Data tied to figure images

══════════════════════════════

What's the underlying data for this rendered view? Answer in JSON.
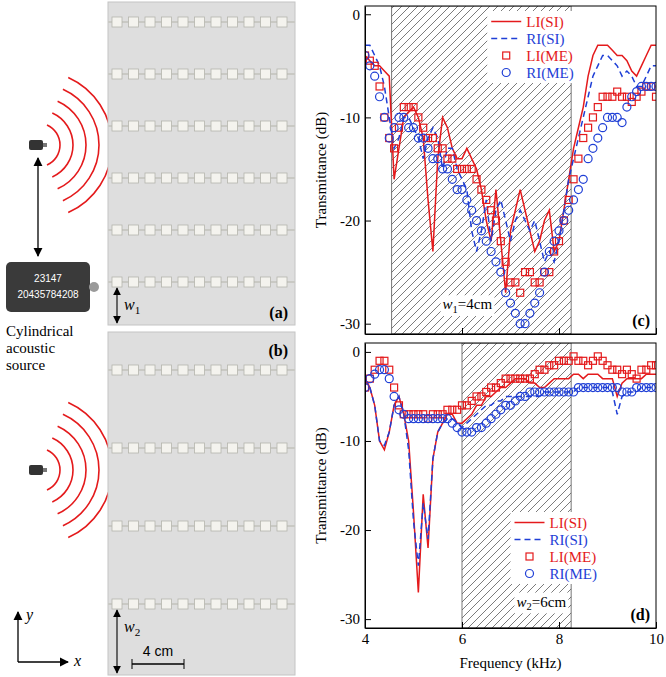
{
  "figure": {
    "panel_a": "(a)",
    "panel_b": "(b)",
    "width_a": "w1",
    "width_b": "w2",
    "scale_bar": "4 cm",
    "source_label": "Cylindrical acoustic source",
    "source_device_text": [
      "23147",
      "20435784208"
    ],
    "axis_x": "x",
    "axis_y": "y"
  },
  "chart_data": [
    {
      "type": "line",
      "panel": "(c)",
      "annotation": "w1=4cm",
      "y_label": "Transmittance (dB)",
      "xlim": [
        4,
        10
      ],
      "xticks": [
        4,
        6,
        8,
        10
      ],
      "ylim": [
        -31,
        0.8
      ],
      "yticks": [
        0,
        -10,
        -20,
        -30
      ],
      "tick_labels": "y",
      "legend": "top",
      "shaded_region": [
        4.55,
        8.25
      ],
      "x": [
        4,
        4.1,
        4.2,
        4.3,
        4.4,
        4.5,
        4.6,
        4.7,
        4.8,
        4.9,
        5,
        5.1,
        5.2,
        5.3,
        5.4,
        5.5,
        5.6,
        5.7,
        5.8,
        5.9,
        6,
        6.1,
        6.2,
        6.3,
        6.4,
        6.5,
        6.6,
        6.7,
        6.8,
        6.9,
        7,
        7.1,
        7.2,
        7.3,
        7.4,
        7.5,
        7.6,
        7.7,
        7.8,
        7.9,
        8,
        8.1,
        8.2,
        8.3,
        8.4,
        8.5,
        8.6,
        8.7,
        8.8,
        8.9,
        9,
        9.1,
        9.2,
        9.3,
        9.4,
        9.5,
        9.6,
        9.7,
        9.8,
        9.9,
        10
      ],
      "series": [
        {
          "name": "LI(SI)",
          "type": "line",
          "color": "#e41a1c",
          "line_style": "solid",
          "values": [
            -4,
            -4.5,
            -5,
            -5,
            -5.5,
            -6,
            -16,
            -13,
            -10,
            -9.5,
            -9,
            -10,
            -12,
            -18,
            -23,
            -14,
            -10,
            -11,
            -13,
            -14,
            -14,
            -13,
            -14,
            -15,
            -17,
            -20,
            -22,
            -17,
            -22,
            -27,
            -21,
            -19,
            -17,
            -19,
            -21,
            -23,
            -22,
            -20,
            -19,
            -23,
            -22,
            -19,
            -16,
            -13,
            -11,
            -9,
            -6,
            -4,
            -3,
            -3,
            -3,
            -3.5,
            -4,
            -4,
            -4.5,
            -5.5,
            -6,
            -5,
            -4,
            -3,
            -3
          ]
        },
        {
          "name": "RI(SI)",
          "type": "line",
          "color": "#1f3fd6",
          "line_style": "dashed",
          "values": [
            -3,
            -3,
            -4,
            -5,
            -7,
            -10,
            -13,
            -12,
            -10,
            -10,
            -11,
            -12,
            -14,
            -12,
            -11,
            -12,
            -15,
            -13,
            -13,
            -15,
            -16,
            -17,
            -21,
            -23,
            -21,
            -18,
            -22,
            -19,
            -18,
            -20,
            -22,
            -20,
            -19,
            -20,
            -21,
            -20,
            -22,
            -24,
            -23,
            -24,
            -22,
            -19,
            -16,
            -14,
            -12,
            -10,
            -8,
            -6,
            -5,
            -4,
            -4,
            -4.5,
            -5,
            -6,
            -5.5,
            -6,
            -7,
            -7,
            -6,
            -5,
            -5
          ]
        },
        {
          "name": "LI(ME)",
          "type": "scatter",
          "color": "#e41a1c",
          "marker": "square",
          "values": [
            -4,
            -4.5,
            -5,
            -7,
            -10,
            -12,
            -13,
            -11,
            -9,
            -9,
            -9,
            -10,
            -11,
            -12,
            -12,
            -13,
            -13,
            -14,
            -14,
            -15,
            -15,
            -15,
            -15,
            -16,
            -17,
            -18,
            -19,
            -20,
            -22,
            -24,
            -26,
            -26,
            -27,
            -25,
            -25,
            -26,
            -26,
            -25,
            -25,
            -23,
            -22,
            -20,
            -18,
            -16,
            -14,
            -12,
            -11,
            -10,
            -9,
            -8,
            -8,
            -8,
            -7.5,
            -8,
            -8,
            -8.5,
            -8,
            -7.5,
            -7,
            -7,
            -8
          ]
        },
        {
          "name": "RI(ME)",
          "type": "scatter",
          "color": "#1f3fd6",
          "marker": "circle",
          "values": [
            -4,
            -5,
            -6,
            -8,
            -10,
            -12,
            -11,
            -10,
            -10,
            -11,
            -11,
            -12,
            -12,
            -13,
            -14,
            -14,
            -15,
            -15,
            -16,
            -17,
            -17,
            -18,
            -19,
            -20,
            -21,
            -22,
            -23,
            -24,
            -25,
            -27,
            -28,
            -29,
            -30,
            -30,
            -29,
            -28,
            -27,
            -25,
            -23,
            -22,
            -21,
            -20,
            -19,
            -18,
            -17,
            -16,
            -14,
            -13,
            -12,
            -11,
            -10,
            -10,
            -10,
            -10.5,
            -9,
            -8,
            -7.5,
            -7,
            -7,
            -7,
            -7
          ]
        }
      ]
    },
    {
      "type": "line",
      "panel": "(d)",
      "annotation": "w2=6cm",
      "y_label": "Transmittance (dB)",
      "x_label": "Frequency (kHz)",
      "xlim": [
        4,
        10
      ],
      "xticks": [
        4,
        6,
        8,
        10
      ],
      "ylim": [
        -31,
        1
      ],
      "yticks": [
        0,
        -10,
        -20,
        -30
      ],
      "legend": "bottom",
      "shaded_region": [
        6,
        8.25
      ],
      "x": [
        4,
        4.1,
        4.2,
        4.3,
        4.4,
        4.5,
        4.6,
        4.7,
        4.8,
        4.9,
        5,
        5.1,
        5.2,
        5.3,
        5.4,
        5.5,
        5.6,
        5.7,
        5.8,
        5.9,
        6,
        6.1,
        6.2,
        6.3,
        6.4,
        6.5,
        6.6,
        6.7,
        6.8,
        6.9,
        7,
        7.1,
        7.2,
        7.3,
        7.4,
        7.5,
        7.6,
        7.7,
        7.8,
        7.9,
        8,
        8.1,
        8.2,
        8.3,
        8.4,
        8.5,
        8.6,
        8.7,
        8.8,
        8.9,
        9,
        9.1,
        9.2,
        9.3,
        9.4,
        9.5,
        9.6,
        9.7,
        9.8,
        9.9,
        10
      ],
      "series": [
        {
          "name": "LI(SI)",
          "type": "line",
          "color": "#e41a1c",
          "line_style": "solid",
          "values": [
            -3,
            -4,
            -6,
            -10,
            -11,
            -9,
            -6,
            -5,
            -7,
            -10,
            -18,
            -27,
            -16,
            -22,
            -12,
            -9,
            -8,
            -7,
            -7,
            -8,
            -8,
            -7.5,
            -7,
            -6,
            -6,
            -5,
            -5,
            -4.5,
            -4,
            -4,
            -3.5,
            -3,
            -3,
            -3,
            -3.5,
            -3.5,
            -4,
            -4,
            -3.5,
            -3,
            -3,
            -3,
            -3,
            -2.5,
            -2.5,
            -3,
            -2.5,
            -2.5,
            -2.5,
            -3,
            -3,
            -3,
            -5,
            -3.5,
            -3,
            -3,
            -3,
            -3,
            -2.5,
            -2.5,
            -2.5
          ]
        },
        {
          "name": "RI(SI)",
          "type": "line",
          "color": "#1f3fd6",
          "line_style": "dashed",
          "values": [
            -3,
            -4,
            -6,
            -10,
            -10.5,
            -9,
            -6,
            -5,
            -7,
            -11,
            -19,
            -24,
            -17,
            -21,
            -12,
            -9,
            -8,
            -7.5,
            -7.5,
            -8,
            -8.5,
            -8,
            -7.5,
            -7,
            -6.5,
            -6,
            -6,
            -5.5,
            -5.5,
            -5,
            -5,
            -5,
            -5,
            -5,
            -5,
            -5,
            -5,
            -4.5,
            -4.5,
            -4.5,
            -4.5,
            -4.5,
            -4.5,
            -4.5,
            -4,
            -4,
            -4,
            -4,
            -4,
            -4,
            -4,
            -4.5,
            -7,
            -5,
            -4.5,
            -4.5,
            -4.5,
            -4,
            -4,
            -4,
            -4
          ]
        },
        {
          "name": "LI(ME)",
          "type": "scatter",
          "color": "#e41a1c",
          "marker": "square",
          "values": [
            -4,
            -3,
            -2,
            -1,
            -1,
            -2,
            -4,
            -6,
            -7,
            -7,
            -7,
            -7,
            -7,
            -7.5,
            -7,
            -7,
            -7,
            -6.5,
            -6.5,
            -6.5,
            -6,
            -6,
            -5.5,
            -5,
            -5,
            -4.5,
            -4,
            -4,
            -3.5,
            -3,
            -3,
            -3,
            -3,
            -3,
            -3,
            -2.5,
            -2,
            -2,
            -1.5,
            -1.5,
            -1,
            -1,
            -1,
            -0.5,
            -1,
            -1,
            -1.5,
            -1,
            -0.5,
            -1,
            -1.5,
            -2,
            -2,
            -2.5,
            -2,
            -2.5,
            -3,
            -2,
            -2,
            -1.5,
            -1.5
          ]
        },
        {
          "name": "RI(ME)",
          "type": "scatter",
          "color": "#1f3fd6",
          "marker": "circle",
          "values": [
            -4,
            -3,
            -2.5,
            -2,
            -2,
            -3,
            -5,
            -6.5,
            -7,
            -7.5,
            -7.5,
            -7.5,
            -7.5,
            -7.5,
            -7.5,
            -7.5,
            -7.5,
            -7.5,
            -8,
            -8.5,
            -9,
            -9,
            -9,
            -8.5,
            -8.5,
            -8,
            -7.5,
            -7,
            -6.5,
            -6,
            -6,
            -5.5,
            -5,
            -5,
            -4.5,
            -4.5,
            -4.5,
            -4.5,
            -4.5,
            -4.5,
            -4.5,
            -4.5,
            -4.5,
            -4.5,
            -4,
            -4,
            -4,
            -4,
            -4,
            -4,
            -4,
            -4,
            -4,
            -4.5,
            -4.5,
            -4.5,
            -4,
            -4,
            -4,
            -4,
            -4
          ]
        }
      ]
    }
  ]
}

══════════════════════════════

Reproduce each line holding the word "annotation".

Solution for this problem
      "annotation": "w1=4cm",
      "annotation": "w2=6cm",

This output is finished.